- Data records
==========
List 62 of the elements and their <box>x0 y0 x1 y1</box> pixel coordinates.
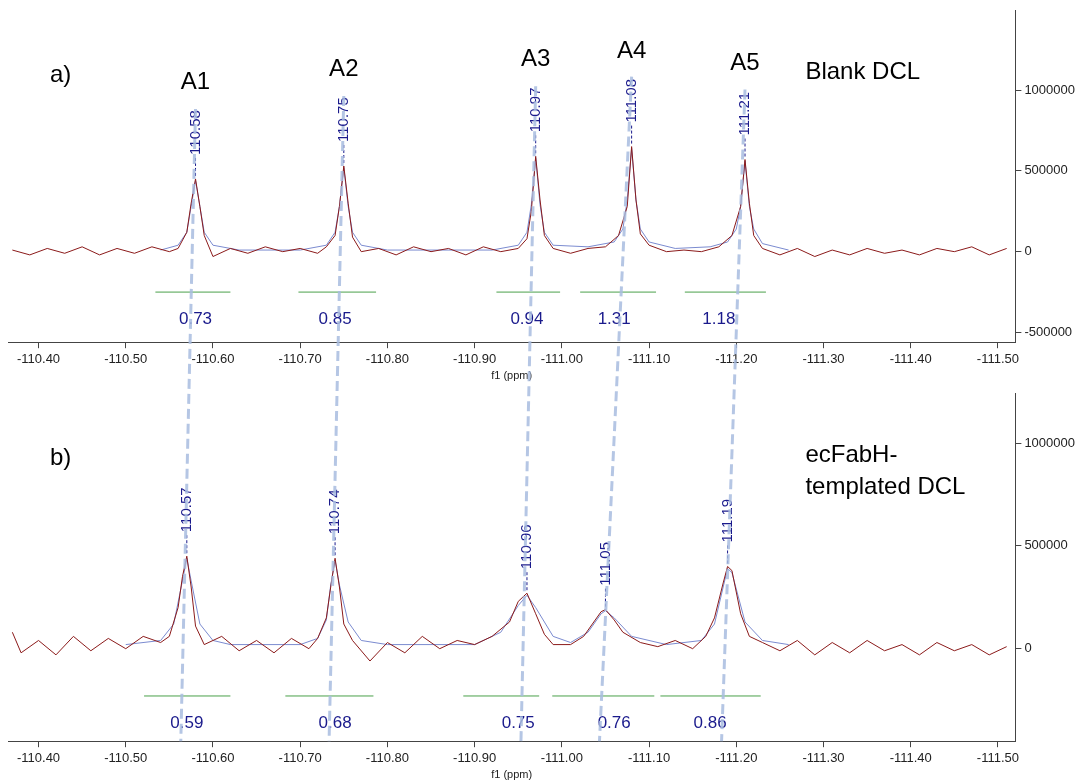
annotation: A4 <box>616 35 647 63</box>
x-tick-label: -111.20 <box>715 350 758 366</box>
text: Blank DCL <box>805 57 921 85</box>
x-tick-label: -110.50 <box>104 350 148 366</box>
x-tick-label: -110.40 <box>16 749 61 765</box>
annotation: 1.31 <box>597 308 631 328</box>
y-tick-label: 1000000 <box>1024 434 1076 450</box>
annotation: 110.75 <box>333 97 351 142</box>
y-tick-label: 500000 <box>1024 537 1068 553</box>
x-tick-label: -110.70 <box>278 749 322 765</box>
x-tick-label: -110.80 <box>365 350 409 366</box>
annotation: 110.58 <box>185 110 203 155</box>
text: b) <box>50 443 72 471</box>
y-tick-label: 1000000 <box>1024 81 1076 97</box>
annotation: 110.97 <box>525 87 543 133</box>
annotation: 110.74 <box>325 489 343 535</box>
x-tick-label: -110.90 <box>453 749 497 765</box>
annotation: 111.05 <box>595 541 613 586</box>
annotation: 111.19 <box>717 498 735 543</box>
x-tick-label: -110.40 <box>16 350 61 366</box>
x-tick-label: -110.80 <box>365 749 409 765</box>
annotation: 111.21 <box>735 91 753 136</box>
x-tick-label: -111.40 <box>889 749 932 765</box>
annotation: 0.68 <box>318 712 352 732</box>
annotation: 0.59 <box>170 712 204 732</box>
x-tick-label: -111.30 <box>802 350 845 366</box>
x-axis-title: f1 (ppm) <box>491 768 533 781</box>
x-tick-label: -111.30 <box>802 749 845 765</box>
annotation: 0.73 <box>178 308 213 328</box>
annotation: 0.94 <box>510 308 544 328</box>
annotation: A1 <box>180 66 211 94</box>
annotation: 110.96 <box>517 524 535 570</box>
x-tick-label: -111.40 <box>889 350 932 366</box>
x-tick-label: -110.90 <box>453 350 497 366</box>
annotation: 0.86 <box>693 712 727 732</box>
y-tick-label: 500000 <box>1024 162 1068 178</box>
y-tick-label: -500000 <box>1024 324 1073 340</box>
x-tick-label: -110.50 <box>104 749 148 765</box>
y-tick-label: 0 <box>1024 640 1032 656</box>
x-tick-label: -110.60 <box>191 350 235 366</box>
annotation: A5 <box>730 48 760 76</box>
x-tick-label: -111.50 <box>976 749 1020 765</box>
y-tick-label: 0 <box>1024 243 1032 259</box>
x-tick-label: -111.10 <box>627 350 671 366</box>
x-tick-label: -111.00 <box>540 749 583 765</box>
annotation: 111.08 <box>621 78 639 123</box>
annotation: 0.75 <box>501 712 535 732</box>
x-tick-label: -111.20 <box>715 749 758 765</box>
annotation: 0.85 <box>318 308 352 328</box>
annotation: 0.76 <box>597 712 631 732</box>
x-tick-label: -111.50 <box>976 350 1020 366</box>
annotation: 110.57 <box>176 487 194 533</box>
x-tick-label: -110.70 <box>278 350 322 366</box>
text: ecFabH-templated DCL <box>805 440 966 500</box>
x-tick-label: -110.60 <box>191 749 235 765</box>
x-tick-label: -111.00 <box>540 350 583 366</box>
x-tick-label: -111.10 <box>627 749 671 765</box>
annotation: A2 <box>329 53 359 81</box>
text: a) <box>50 60 72 88</box>
annotation: A3 <box>521 44 551 72</box>
x-axis-title: f1 (ppm) <box>491 369 533 382</box>
annotation: 1.18 <box>702 308 736 328</box>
==========
- What is required
Switch each "x-tick-label" in the items above to "x-axis-tick" and give the items again with all else unchanged. Omit the pictures from your answer.

- Full response
List 62 of the elements and their <box>x0 y0 x1 y1</box> pixel coordinates.
annotation: A4 <box>616 35 647 63</box>
x-axis-tick: -111.20 <box>715 350 758 366</box>
text: Blank DCL <box>805 57 921 85</box>
x-axis-tick: -110.50 <box>104 350 148 366</box>
x-axis-tick: -110.40 <box>16 749 61 765</box>
annotation: 1.31 <box>597 308 631 328</box>
y-tick-label: 1000000 <box>1024 434 1076 450</box>
annotation: 110.75 <box>333 97 351 142</box>
y-tick-label: 500000 <box>1024 537 1068 553</box>
x-axis-tick: -110.70 <box>278 749 322 765</box>
x-axis-tick: -110.80 <box>365 350 409 366</box>
annotation: 110.58 <box>185 110 203 155</box>
text: b) <box>50 443 72 471</box>
y-tick-label: 1000000 <box>1024 81 1076 97</box>
annotation: 110.97 <box>525 87 543 133</box>
annotation: 110.74 <box>325 489 343 535</box>
x-axis-tick: -110.90 <box>453 749 497 765</box>
annotation: 111.05 <box>595 541 613 586</box>
annotation: 111.19 <box>717 498 735 543</box>
x-axis-tick: -110.40 <box>16 350 61 366</box>
x-axis-tick: -110.80 <box>365 749 409 765</box>
annotation: 111.21 <box>735 91 753 136</box>
x-axis-tick: -111.40 <box>889 749 932 765</box>
annotation: 0.68 <box>318 712 352 732</box>
annotation: 0.59 <box>170 712 204 732</box>
x-axis-tick: -111.30 <box>802 350 845 366</box>
x-axis-title: f1 (ppm) <box>491 768 533 781</box>
x-axis-tick: -111.30 <box>802 749 845 765</box>
annotation: 0.73 <box>178 308 213 328</box>
annotation: 0.94 <box>510 308 544 328</box>
annotation: A1 <box>180 66 211 94</box>
annotation: 110.96 <box>517 524 535 570</box>
x-axis-tick: -111.40 <box>889 350 932 366</box>
x-axis-tick: -110.90 <box>453 350 497 366</box>
annotation: 0.86 <box>693 712 727 732</box>
y-tick-label: 500000 <box>1024 162 1068 178</box>
y-tick-label: -500000 <box>1024 324 1073 340</box>
x-axis-tick: -110.50 <box>104 749 148 765</box>
y-tick-label: 0 <box>1024 640 1032 656</box>
x-axis-tick: -110.60 <box>191 350 235 366</box>
annotation: A5 <box>730 48 760 76</box>
x-axis-tick: -111.50 <box>976 749 1020 765</box>
y-tick-label: 0 <box>1024 243 1032 259</box>
x-axis-tick: -111.10 <box>627 350 671 366</box>
x-axis-tick: -111.00 <box>540 749 583 765</box>
annotation: 111.08 <box>621 78 639 123</box>
annotation: 0.75 <box>501 712 535 732</box>
x-axis-tick: -111.20 <box>715 749 758 765</box>
annotation: 0.85 <box>318 308 352 328</box>
annotation: 0.76 <box>597 712 631 732</box>
x-axis-tick: -111.50 <box>976 350 1020 366</box>
annotation: 110.57 <box>176 487 194 533</box>
x-axis-tick: -110.70 <box>278 350 322 366</box>
text: ecFabH-templated DCL <box>805 440 966 500</box>
x-axis-tick: -110.60 <box>191 749 235 765</box>
x-axis-tick: -111.00 <box>540 350 583 366</box>
x-axis-tick: -111.10 <box>627 749 671 765</box>
annotation: A2 <box>329 53 359 81</box>
text: a) <box>50 60 72 88</box>
annotation: A3 <box>521 44 551 72</box>
x-axis-title: f1 (ppm) <box>491 369 533 382</box>
annotation: 1.18 <box>702 308 736 328</box>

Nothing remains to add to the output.